Check each line for the string "title", then give only how many lines have it.

* [Dataset records]:
- - -
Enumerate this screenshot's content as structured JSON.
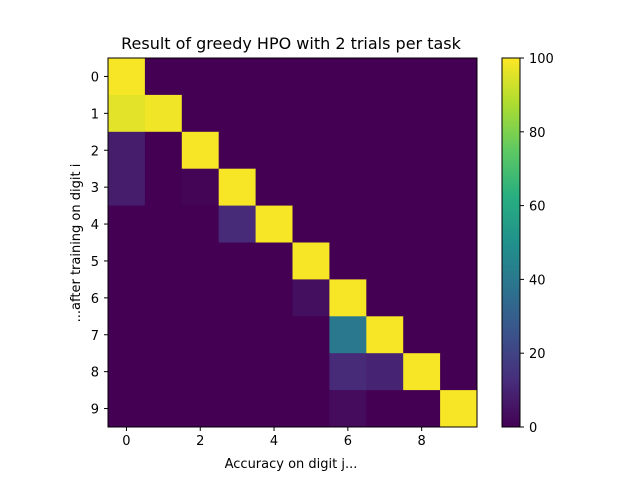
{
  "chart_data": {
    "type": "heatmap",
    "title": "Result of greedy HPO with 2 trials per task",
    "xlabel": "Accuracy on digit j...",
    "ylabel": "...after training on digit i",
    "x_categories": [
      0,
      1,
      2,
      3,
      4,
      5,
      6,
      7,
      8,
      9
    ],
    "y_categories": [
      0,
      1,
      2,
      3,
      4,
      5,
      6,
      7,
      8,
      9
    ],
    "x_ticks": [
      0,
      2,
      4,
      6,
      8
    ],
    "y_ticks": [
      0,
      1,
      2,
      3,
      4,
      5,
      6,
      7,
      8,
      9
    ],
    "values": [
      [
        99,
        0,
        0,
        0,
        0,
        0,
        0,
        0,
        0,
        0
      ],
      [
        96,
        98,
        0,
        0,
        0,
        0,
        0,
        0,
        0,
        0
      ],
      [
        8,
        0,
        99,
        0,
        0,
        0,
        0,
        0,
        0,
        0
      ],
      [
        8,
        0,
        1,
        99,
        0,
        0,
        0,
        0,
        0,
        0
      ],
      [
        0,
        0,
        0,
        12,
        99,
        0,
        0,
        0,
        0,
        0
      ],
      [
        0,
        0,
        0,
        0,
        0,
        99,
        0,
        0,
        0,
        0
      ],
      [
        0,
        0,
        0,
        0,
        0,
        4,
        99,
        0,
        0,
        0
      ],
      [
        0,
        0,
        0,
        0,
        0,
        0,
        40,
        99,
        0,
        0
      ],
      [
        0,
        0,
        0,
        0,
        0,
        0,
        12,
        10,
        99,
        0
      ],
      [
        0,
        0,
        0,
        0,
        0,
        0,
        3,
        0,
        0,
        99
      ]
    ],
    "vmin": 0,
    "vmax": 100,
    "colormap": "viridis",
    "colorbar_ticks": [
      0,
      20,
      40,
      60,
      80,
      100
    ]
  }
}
- - -
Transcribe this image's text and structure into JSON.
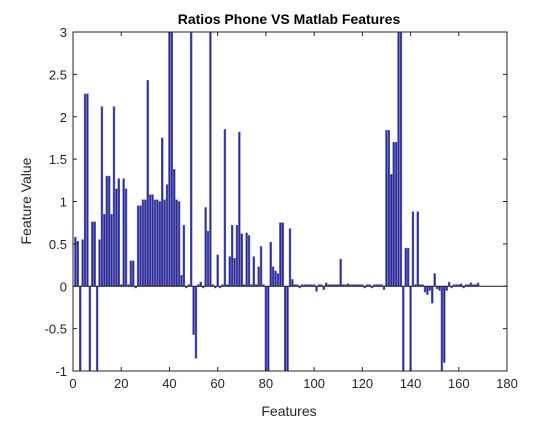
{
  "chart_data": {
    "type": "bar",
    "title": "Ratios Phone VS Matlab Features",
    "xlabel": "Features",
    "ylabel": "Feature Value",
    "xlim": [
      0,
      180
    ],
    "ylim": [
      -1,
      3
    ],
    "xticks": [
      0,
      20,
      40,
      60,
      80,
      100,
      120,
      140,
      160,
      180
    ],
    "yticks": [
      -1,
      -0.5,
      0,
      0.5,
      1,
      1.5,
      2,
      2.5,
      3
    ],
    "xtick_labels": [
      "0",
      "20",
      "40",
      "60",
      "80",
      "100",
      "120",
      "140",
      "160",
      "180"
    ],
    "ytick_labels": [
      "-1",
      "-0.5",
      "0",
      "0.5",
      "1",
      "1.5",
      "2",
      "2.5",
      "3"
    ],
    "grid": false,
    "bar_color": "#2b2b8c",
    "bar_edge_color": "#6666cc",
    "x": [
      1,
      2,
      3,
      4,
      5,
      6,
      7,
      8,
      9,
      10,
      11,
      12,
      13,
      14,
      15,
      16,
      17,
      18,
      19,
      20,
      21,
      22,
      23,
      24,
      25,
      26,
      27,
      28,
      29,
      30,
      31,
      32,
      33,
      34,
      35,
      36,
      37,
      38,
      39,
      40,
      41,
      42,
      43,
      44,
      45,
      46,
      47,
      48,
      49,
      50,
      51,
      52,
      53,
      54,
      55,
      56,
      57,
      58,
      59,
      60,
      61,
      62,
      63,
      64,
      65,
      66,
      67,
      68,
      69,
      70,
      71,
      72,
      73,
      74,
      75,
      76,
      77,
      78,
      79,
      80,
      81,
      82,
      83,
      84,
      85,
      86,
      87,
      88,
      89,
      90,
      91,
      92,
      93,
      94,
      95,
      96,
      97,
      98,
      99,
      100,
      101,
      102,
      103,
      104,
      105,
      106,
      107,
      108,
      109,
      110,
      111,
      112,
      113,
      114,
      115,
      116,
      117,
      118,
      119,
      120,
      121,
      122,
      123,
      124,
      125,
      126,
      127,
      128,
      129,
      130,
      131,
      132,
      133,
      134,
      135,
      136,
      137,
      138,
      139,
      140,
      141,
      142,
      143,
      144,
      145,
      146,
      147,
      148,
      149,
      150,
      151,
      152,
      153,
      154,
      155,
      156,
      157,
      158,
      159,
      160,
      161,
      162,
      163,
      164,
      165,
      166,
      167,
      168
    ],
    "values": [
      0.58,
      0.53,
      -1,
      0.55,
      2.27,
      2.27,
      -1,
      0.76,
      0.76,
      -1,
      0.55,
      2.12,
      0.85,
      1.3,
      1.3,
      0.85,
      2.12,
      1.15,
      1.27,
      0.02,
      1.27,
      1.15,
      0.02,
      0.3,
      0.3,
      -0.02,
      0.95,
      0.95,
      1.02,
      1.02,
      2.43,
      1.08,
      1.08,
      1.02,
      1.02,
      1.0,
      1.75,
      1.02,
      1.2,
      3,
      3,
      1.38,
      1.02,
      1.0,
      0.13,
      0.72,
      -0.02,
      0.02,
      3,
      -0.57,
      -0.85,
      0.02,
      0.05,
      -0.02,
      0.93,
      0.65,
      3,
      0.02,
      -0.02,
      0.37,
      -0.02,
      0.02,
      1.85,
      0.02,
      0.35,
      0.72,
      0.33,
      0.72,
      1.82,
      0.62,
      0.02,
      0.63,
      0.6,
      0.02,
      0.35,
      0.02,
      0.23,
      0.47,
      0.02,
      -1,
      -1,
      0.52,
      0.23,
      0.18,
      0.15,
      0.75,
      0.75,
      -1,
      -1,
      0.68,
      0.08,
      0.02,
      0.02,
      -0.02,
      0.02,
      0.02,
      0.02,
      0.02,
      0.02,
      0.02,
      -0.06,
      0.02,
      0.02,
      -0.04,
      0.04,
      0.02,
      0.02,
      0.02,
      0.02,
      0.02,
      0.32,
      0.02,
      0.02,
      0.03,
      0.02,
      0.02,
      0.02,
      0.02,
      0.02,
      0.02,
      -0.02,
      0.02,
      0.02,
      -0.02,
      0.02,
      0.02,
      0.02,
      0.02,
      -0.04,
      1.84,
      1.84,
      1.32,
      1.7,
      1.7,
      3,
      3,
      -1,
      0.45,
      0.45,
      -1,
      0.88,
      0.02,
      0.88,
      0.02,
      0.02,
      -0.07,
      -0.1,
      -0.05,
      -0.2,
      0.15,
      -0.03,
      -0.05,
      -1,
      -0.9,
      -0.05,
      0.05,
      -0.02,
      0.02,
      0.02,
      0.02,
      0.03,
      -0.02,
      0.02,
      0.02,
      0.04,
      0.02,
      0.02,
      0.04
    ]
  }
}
- - -
* [Exercise result]: 2